» **THE PROBLEM**:
Using the data below, copy each line that includes the word "Analysis".

----- MATERIALS PROVIDED

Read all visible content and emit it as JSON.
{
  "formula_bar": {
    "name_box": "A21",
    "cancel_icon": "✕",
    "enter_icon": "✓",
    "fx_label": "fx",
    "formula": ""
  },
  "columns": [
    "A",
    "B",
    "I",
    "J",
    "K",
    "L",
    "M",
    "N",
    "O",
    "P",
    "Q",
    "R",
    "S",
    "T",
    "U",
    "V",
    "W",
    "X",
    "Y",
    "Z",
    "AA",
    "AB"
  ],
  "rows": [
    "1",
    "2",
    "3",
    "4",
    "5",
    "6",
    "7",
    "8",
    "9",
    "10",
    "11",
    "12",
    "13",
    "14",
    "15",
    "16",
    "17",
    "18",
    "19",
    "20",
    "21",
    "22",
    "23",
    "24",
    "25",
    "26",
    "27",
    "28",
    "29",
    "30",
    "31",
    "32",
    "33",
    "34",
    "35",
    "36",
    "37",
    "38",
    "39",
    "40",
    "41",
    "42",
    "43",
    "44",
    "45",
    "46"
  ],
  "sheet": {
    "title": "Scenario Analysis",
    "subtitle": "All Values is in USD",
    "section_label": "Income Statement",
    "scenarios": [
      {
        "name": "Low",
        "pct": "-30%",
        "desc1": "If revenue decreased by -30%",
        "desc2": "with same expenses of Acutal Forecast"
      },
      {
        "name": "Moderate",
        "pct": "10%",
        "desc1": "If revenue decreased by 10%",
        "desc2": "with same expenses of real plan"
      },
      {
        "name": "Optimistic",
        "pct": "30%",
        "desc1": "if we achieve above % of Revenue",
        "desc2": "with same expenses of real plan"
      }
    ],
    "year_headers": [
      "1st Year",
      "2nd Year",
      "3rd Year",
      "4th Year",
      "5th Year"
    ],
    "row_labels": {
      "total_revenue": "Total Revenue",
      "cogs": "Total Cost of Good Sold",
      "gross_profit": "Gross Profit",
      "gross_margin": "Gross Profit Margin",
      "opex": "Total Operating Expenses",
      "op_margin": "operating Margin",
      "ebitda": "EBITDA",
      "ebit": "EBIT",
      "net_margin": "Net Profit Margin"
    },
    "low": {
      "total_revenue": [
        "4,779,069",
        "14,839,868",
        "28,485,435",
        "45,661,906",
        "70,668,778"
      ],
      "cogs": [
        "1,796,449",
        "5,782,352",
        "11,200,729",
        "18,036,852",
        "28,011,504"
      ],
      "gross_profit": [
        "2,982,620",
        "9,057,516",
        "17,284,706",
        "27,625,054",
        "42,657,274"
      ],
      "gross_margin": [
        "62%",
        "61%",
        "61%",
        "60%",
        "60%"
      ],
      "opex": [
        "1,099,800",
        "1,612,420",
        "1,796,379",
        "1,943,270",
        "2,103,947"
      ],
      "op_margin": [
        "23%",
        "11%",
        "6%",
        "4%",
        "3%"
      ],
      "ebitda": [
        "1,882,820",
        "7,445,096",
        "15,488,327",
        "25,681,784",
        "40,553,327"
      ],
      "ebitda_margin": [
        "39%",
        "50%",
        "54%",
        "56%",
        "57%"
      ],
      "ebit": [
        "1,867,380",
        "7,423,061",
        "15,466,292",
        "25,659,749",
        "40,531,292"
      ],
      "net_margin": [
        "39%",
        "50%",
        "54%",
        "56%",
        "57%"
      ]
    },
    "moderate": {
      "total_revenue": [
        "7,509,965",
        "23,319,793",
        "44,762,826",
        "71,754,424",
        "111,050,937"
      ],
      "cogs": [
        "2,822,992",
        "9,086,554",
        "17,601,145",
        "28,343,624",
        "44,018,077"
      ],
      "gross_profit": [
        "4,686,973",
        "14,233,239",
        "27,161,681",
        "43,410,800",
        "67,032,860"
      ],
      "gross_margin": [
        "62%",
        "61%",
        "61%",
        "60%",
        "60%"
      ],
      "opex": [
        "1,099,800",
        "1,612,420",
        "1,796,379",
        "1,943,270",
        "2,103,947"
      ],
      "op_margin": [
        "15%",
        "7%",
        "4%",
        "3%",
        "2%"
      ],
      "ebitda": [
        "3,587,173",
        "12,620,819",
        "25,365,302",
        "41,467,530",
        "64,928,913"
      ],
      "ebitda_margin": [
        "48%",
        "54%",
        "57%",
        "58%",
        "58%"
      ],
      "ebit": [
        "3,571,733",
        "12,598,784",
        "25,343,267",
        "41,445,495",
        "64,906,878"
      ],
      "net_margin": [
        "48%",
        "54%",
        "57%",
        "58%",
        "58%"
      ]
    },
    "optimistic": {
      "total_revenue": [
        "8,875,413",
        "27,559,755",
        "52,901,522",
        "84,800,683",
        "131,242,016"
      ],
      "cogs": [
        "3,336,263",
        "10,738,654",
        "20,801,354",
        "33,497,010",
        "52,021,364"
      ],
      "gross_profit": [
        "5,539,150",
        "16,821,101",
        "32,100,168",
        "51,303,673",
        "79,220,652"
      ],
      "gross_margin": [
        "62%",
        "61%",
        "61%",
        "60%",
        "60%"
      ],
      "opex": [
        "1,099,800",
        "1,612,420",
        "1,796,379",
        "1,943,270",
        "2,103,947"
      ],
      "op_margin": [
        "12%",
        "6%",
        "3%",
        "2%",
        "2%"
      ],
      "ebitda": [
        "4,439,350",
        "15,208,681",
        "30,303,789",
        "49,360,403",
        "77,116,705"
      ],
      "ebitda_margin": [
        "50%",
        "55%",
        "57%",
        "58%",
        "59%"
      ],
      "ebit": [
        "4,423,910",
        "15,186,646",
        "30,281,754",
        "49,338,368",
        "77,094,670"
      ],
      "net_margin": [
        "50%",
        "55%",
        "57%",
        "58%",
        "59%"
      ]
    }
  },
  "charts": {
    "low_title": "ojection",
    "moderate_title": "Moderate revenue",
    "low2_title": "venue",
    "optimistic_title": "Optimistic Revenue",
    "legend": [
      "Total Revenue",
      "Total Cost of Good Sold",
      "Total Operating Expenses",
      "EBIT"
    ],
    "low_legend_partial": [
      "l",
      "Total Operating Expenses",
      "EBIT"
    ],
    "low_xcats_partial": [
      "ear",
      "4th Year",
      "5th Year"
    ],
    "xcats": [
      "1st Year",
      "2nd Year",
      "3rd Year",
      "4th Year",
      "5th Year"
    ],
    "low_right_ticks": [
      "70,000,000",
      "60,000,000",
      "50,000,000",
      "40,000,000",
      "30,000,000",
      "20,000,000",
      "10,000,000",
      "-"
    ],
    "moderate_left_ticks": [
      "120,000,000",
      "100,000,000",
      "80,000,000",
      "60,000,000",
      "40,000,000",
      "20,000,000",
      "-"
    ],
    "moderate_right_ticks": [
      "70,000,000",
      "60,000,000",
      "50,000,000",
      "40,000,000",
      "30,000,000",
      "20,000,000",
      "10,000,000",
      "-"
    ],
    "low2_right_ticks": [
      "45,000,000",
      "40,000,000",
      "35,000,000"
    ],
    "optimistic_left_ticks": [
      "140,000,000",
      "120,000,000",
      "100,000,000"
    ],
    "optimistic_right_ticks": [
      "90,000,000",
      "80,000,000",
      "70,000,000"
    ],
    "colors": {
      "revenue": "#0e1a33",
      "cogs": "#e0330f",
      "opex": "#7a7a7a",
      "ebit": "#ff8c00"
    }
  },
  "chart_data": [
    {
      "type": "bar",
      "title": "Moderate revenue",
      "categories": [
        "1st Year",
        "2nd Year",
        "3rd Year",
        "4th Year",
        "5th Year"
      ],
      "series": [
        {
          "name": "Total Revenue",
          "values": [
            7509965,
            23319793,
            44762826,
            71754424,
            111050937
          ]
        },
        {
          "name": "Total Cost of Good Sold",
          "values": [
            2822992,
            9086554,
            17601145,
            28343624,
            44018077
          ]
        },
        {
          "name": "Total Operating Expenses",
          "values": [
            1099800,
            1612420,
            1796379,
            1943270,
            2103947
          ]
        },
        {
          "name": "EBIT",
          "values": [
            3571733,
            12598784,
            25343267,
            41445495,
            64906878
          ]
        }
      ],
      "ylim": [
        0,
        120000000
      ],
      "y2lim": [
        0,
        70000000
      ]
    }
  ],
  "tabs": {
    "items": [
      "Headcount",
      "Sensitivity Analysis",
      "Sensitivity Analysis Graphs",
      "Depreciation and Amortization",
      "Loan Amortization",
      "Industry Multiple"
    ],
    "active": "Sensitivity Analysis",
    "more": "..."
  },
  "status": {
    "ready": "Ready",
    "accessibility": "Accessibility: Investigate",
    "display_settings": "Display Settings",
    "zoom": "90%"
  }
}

----------

» **PROBLEM SOLUTION**:
    "title": "Scenario Analysis",
      "Sensitivity Analysis",
      "Sensitivity Analysis Graphs",
    "active": "Sensitivity Analysis",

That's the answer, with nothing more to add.